==== Provided records ====
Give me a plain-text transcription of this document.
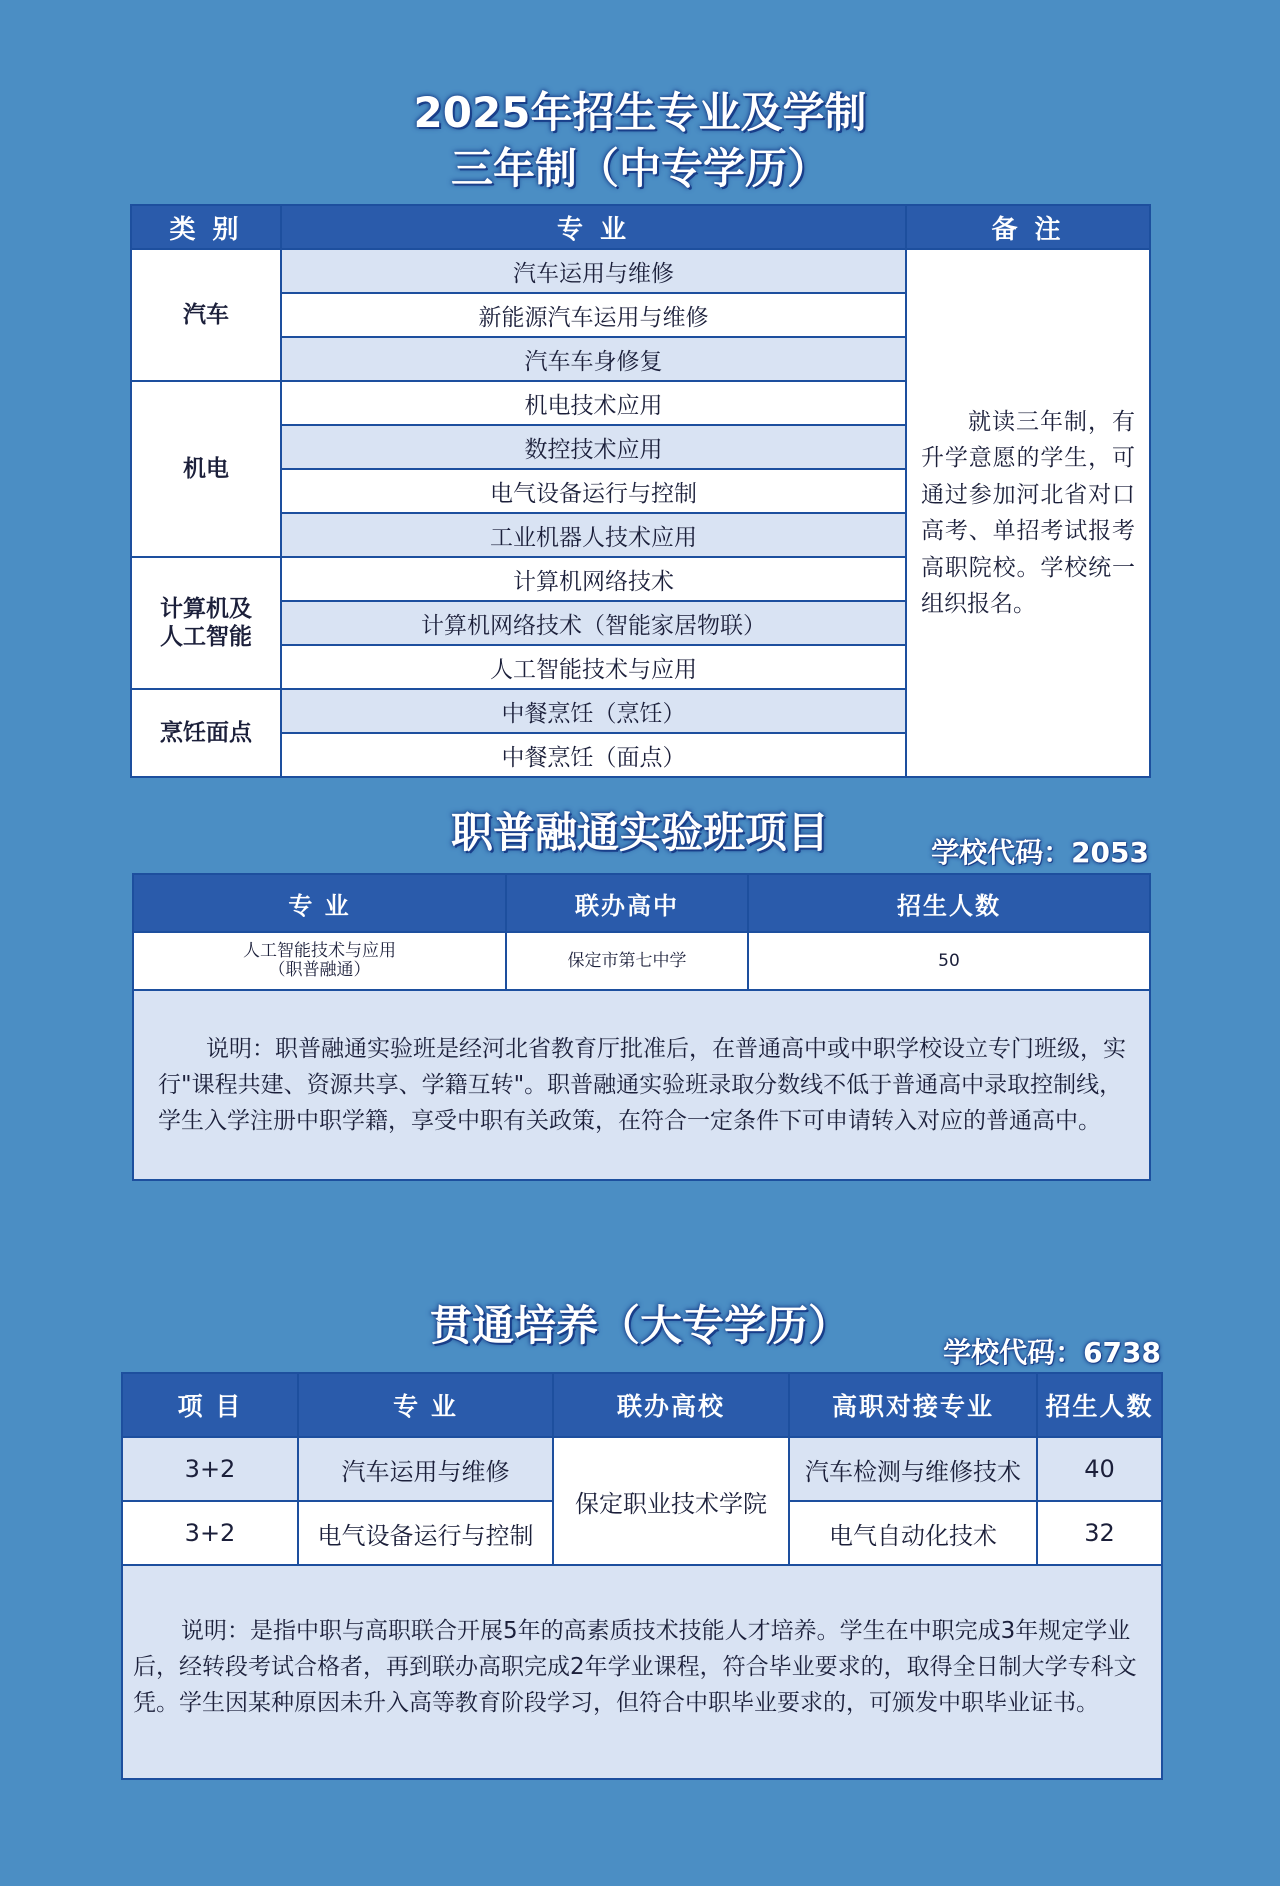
2025年招生专业及学制
三年制（中专学历）
类 别	专 业	备 注
汽车	汽车运用与维修	就读三年制，有升学意愿的学生，可通过参加河北省对口高考、单招考试报考高职院校。学校统一组织报名。
	新能源汽车运用与维修	
	汽车车身修复	
机电	机电技术应用	
	数控技术应用	
	电气设备运行与控制	
	工业机器人技术应用	
计算机及
人工智能	计算机网络技术	
	计算机网络技术（智能家居物联）	
	人工智能技术与应用	
烹饪面点	中餐烹饪（烹饪）	
	中餐烹饪（面点）	
职普融通实验班项目	学校代码：2053
专 业	联办高中	招生人数
人工智能技术与应用
（职普融通）	保定市第七中学	50
说明：职普融通实验班是经河北省教育厅批准后，在普通高中或中职学校设立专门班级，实行"课程共建、资源共享、学籍互转"。职普融通实验班录取分数线不低于普通高中录取控制线，学生入学注册中职学籍，享受中职有关政策，在符合一定条件下可申请转入对应的普通高中。		
贯通培养（大专学历）
学校代码：6738
项 目	专 业	联办高校	高职对接专业	招生人数
3+2	汽车运用与维修	保定职业技术学院	汽车检测与维修技术	40
3+2	电气设备运行与控制		电气自动化技术	32
说明：是指中职与高职联合开展5年的高素质技术技能人才培养。学生在中职完成3年规定学业后，经转段考试合格者，再到联办高职完成2年学业课程，符合毕业要求的，取得全日制大学专科文凭。学生因某种原因未升入高等教育阶段学习，但符合中职毕业要求的，可颁发中职毕业证书。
====
▶ Problem details: Leave out the pictures and reproduce the rest of the listing exactly.

▶ Response to the exercise:
Give me a plain-text transcription of this document.
2025年招生专业及学制
三年制（中专学历）
类 别	专 业	备 注
汽车	汽车运用与维修	就读三年制，有升学意愿的学生，可通过参加河北省对口高考、单招考试报考高职院校。学校统一组织报名。
	新能源汽车运用与维修	
	汽车车身修复	
机电	机电技术应用	
	数控技术应用	
	电气设备运行与控制	
	工业机器人技术应用	
计算机及
人工智能	计算机网络技术	
	计算机网络技术（智能家居物联）	
	人工智能技术与应用	
烹饪面点	中餐烹饪（烹饪）	
	中餐烹饪（面点）	
职普融通实验班项目	学校代码：2053
专 业	联办高中	招生人数
人工智能技术与应用
（职普融通）	保定市第七中学	50
说明：职普融通实验班是经河北省教育厅批准后，在普通高中或中职学校设立专门班级，实行"课程共建、资源共享、学籍互转"。职普融通实验班录取分数线不低于普通高中录取控制线，学生入学注册中职学籍，享受中职有关政策，在符合一定条件下可申请转入对应的普通高中。		
贯通培养（大专学历）
学校代码：6738
项 目	专 业	联办高校	高职对接专业	招生人数
3+2	汽车运用与维修	保定职业技术学院	汽车检测与维修技术	40
3+2	电气设备运行与控制		电气自动化技术	32
说明：是指中职与高职联合开展5年的高素质技术技能人才培养。学生在中职完成3年规定学业后，经转段考试合格者，再到联办高职完成2年学业课程，符合毕业要求的，取得全日制大学专科文凭。学生因某种原因未升入高等教育阶段学习，但符合中职毕业要求的，可颁发中职毕业证书。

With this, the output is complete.